THE EXERCISE: Each line below should be quoted exactly, please.
════════════════
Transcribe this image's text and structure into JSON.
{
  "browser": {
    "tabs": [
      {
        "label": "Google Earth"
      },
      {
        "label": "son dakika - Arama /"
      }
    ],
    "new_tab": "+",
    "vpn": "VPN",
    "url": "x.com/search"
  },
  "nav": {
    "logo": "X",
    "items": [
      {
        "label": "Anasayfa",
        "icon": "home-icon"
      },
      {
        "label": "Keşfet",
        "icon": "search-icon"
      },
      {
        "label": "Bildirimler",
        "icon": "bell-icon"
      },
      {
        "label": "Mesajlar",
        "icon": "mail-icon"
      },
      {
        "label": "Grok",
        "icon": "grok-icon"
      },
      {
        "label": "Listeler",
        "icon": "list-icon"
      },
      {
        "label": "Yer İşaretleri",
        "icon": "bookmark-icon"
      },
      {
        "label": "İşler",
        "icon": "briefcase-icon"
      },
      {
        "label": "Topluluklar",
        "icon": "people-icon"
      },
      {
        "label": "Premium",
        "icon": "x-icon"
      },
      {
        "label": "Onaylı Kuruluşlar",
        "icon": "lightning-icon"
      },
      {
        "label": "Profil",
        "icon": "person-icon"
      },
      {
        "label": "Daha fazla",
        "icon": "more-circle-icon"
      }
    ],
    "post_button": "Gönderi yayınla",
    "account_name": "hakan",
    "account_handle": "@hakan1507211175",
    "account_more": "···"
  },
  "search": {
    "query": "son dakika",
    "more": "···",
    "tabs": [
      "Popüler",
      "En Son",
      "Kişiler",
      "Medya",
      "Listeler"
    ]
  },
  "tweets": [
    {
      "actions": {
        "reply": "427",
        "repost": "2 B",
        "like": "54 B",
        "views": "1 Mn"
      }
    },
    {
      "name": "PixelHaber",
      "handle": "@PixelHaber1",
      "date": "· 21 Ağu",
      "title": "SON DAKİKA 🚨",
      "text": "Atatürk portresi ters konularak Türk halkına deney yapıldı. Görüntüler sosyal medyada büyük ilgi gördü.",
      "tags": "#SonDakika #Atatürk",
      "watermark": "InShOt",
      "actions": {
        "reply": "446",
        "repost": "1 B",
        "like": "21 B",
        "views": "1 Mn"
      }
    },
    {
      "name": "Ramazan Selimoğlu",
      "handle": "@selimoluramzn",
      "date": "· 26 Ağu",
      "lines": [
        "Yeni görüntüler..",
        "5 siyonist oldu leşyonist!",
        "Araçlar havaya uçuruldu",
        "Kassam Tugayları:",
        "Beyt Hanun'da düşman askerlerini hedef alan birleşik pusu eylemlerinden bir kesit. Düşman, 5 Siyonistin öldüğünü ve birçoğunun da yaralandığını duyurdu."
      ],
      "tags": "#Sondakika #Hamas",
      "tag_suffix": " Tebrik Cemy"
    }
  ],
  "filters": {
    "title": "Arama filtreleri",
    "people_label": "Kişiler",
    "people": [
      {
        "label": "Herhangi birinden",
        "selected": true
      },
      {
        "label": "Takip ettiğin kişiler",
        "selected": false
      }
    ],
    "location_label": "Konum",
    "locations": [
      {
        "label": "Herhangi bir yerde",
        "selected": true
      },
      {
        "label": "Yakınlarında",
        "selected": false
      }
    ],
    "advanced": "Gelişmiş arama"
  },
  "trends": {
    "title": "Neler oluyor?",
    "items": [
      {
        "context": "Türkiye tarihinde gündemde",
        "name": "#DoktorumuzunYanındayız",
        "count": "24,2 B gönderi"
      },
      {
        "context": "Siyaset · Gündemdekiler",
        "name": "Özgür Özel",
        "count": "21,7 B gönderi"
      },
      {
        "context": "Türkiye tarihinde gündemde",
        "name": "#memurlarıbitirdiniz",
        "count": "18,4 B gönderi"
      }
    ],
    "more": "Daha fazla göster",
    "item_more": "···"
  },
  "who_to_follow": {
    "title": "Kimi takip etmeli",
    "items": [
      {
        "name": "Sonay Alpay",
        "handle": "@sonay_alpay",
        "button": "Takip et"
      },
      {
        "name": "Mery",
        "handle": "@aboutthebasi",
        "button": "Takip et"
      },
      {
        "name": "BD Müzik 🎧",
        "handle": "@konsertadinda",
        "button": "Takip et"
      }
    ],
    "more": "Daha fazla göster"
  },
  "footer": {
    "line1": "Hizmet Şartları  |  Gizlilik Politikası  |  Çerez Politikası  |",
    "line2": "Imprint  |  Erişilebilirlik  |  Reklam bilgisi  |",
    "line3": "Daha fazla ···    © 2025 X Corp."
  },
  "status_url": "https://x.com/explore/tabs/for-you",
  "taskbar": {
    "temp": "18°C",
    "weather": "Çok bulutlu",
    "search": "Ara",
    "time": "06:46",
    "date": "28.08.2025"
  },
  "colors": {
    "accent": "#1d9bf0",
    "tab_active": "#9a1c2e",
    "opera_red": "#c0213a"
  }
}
════════════════
WRITTEN SOLUTION:
Transcribe this image's text and structure into JSON.
{
  "browser": {
    "tabs": [
      {
        "label": "Google Earth"
      },
      {
        "label": "son dakika - Arama /"
      }
    ],
    "new_tab": "+",
    "vpn": "VPN",
    "url": "x.com/search"
  },
  "nav": {
    "logo": "X",
    "items": [
      {
        "label": "Anasayfa",
        "icon": "home-icon"
      },
      {
        "label": "Keşfet",
        "icon": "search-icon"
      },
      {
        "label": "Bildirimler",
        "icon": "bell-icon"
      },
      {
        "label": "Mesajlar",
        "icon": "mail-icon"
      },
      {
        "label": "Grok",
        "icon": "grok-icon"
      },
      {
        "label": "Listeler",
        "icon": "list-icon"
      },
      {
        "label": "Yer İşaretleri",
        "icon": "bookmark-icon"
      },
      {
        "label": "İşler",
        "icon": "briefcase-icon"
      },
      {
        "label": "Topluluklar",
        "icon": "people-icon"
      },
      {
        "label": "Premium",
        "icon": "x-icon"
      },
      {
        "label": "Onaylı Kuruluşlar",
        "icon": "lightning-icon"
      },
      {
        "label": "Profil",
        "icon": "person-icon"
      },
      {
        "label": "Daha fazla",
        "icon": "more-circle-icon"
      }
    ],
    "post_button": "Gönderi yayınla",
    "account_name": "hakan",
    "account_handle": "@hakan1507211175",
    "account_more": "···"
  },
  "search": {
    "query": "son dakika",
    "more": "···",
    "tabs": [
      "Popüler",
      "En Son",
      "Kişiler",
      "Medya",
      "Listeler"
    ]
  },
  "tweets": [
    {
      "actions": {
        "reply": "427",
        "repost": "2 B",
        "like": "54 B",
        "views": "1 Mn"
      }
    },
    {
      "name": "PixelHaber",
      "handle": "@PixelHaber1",
      "date": "· 21 Ağu",
      "title": "SON DAKİKA 🚨",
      "text": "Atatürk portresi ters konularak Türk halkına deney yapıldı. Görüntüler sosyal medyada büyük ilgi gördü.",
      "tags": "#SonDakika #Atatürk",
      "watermark": "InShOt",
      "actions": {
        "reply": "446",
        "repost": "1 B",
        "like": "21 B",
        "views": "1 Mn"
      }
    },
    {
      "name": "Ramazan Selimoğlu",
      "handle": "@selimoluramzn",
      "date": "· 26 Ağu",
      "lines": [
        "Yeni görüntüler..",
        "5 siyonist oldu leşyonist!",
        "Araçlar havaya uçuruldu",
        "Kassam Tugayları:",
        "Beyt Hanun'da düşman askerlerini hedef alan birleşik pusu eylemlerinden bir kesit. Düşman, 5 Siyonistin öldüğünü ve birçoğunun da yaralandığını duyurdu."
      ],
      "tags": "#Sondakika #Hamas",
      "tag_suffix": " Tebrik Cemy"
    }
  ],
  "filters": {
    "title": "Arama filtreleri",
    "people_label": "Kişiler",
    "people": [
      {
        "label": "Herhangi birinden",
        "selected": true
      },
      {
        "label": "Takip ettiğin kişiler",
        "selected": false
      }
    ],
    "location_label": "Konum",
    "locations": [
      {
        "label": "Herhangi bir yerde",
        "selected": true
      },
      {
        "label": "Yakınlarında",
        "selected": false
      }
    ],
    "advanced": "Gelişmiş arama"
  },
  "trends": {
    "title": "Neler oluyor?",
    "items": [
      {
        "context": "Türkiye tarihinde gündemde",
        "name": "#DoktorumuzunYanındayız",
        "count": "24,2 B gönderi"
      },
      {
        "context": "Siyaset · Gündemdekiler",
        "name": "Özgür Özel",
        "count": "21,7 B gönderi"
      },
      {
        "context": "Türkiye tarihinde gündemde",
        "name": "#memurlarıbitirdiniz",
        "count": "18,4 B gönderi"
      }
    ],
    "more": "Daha fazla göster",
    "item_more": "···"
  },
  "who_to_follow": {
    "title": "Kimi takip etmeli",
    "items": [
      {
        "name": "Sonay Alpay",
        "handle": "@sonay_alpay",
        "button": "Takip et"
      },
      {
        "name": "Mery",
        "handle": "@aboutthebasi",
        "button": "Takip et"
      },
      {
        "name": "BD Müzik 🎧",
        "handle": "@konsertadinda",
        "button": "Takip et"
      }
    ],
    "more": "Daha fazla göster"
  },
  "footer": {
    "line1": "Hizmet Şartları  |  Gizlilik Politikası  |  Çerez Politikası  |",
    "line2": "Imprint  |  Erişilebilirlik  |  Reklam bilgisi  |",
    "line3": "Daha fazla ···    © 2025 X Corp."
  },
  "status_url": "https://x.com/explore/tabs/for-you",
  "taskbar": {
    "temp": "18°C",
    "weather": "Çok bulutlu",
    "search": "Ara",
    "time": "06:46",
    "date": "28.08.2025"
  },
  "colors": {
    "accent": "#1d9bf0",
    "tab_active": "#9a1c2e",
    "opera_red": "#c0213a"
  }
}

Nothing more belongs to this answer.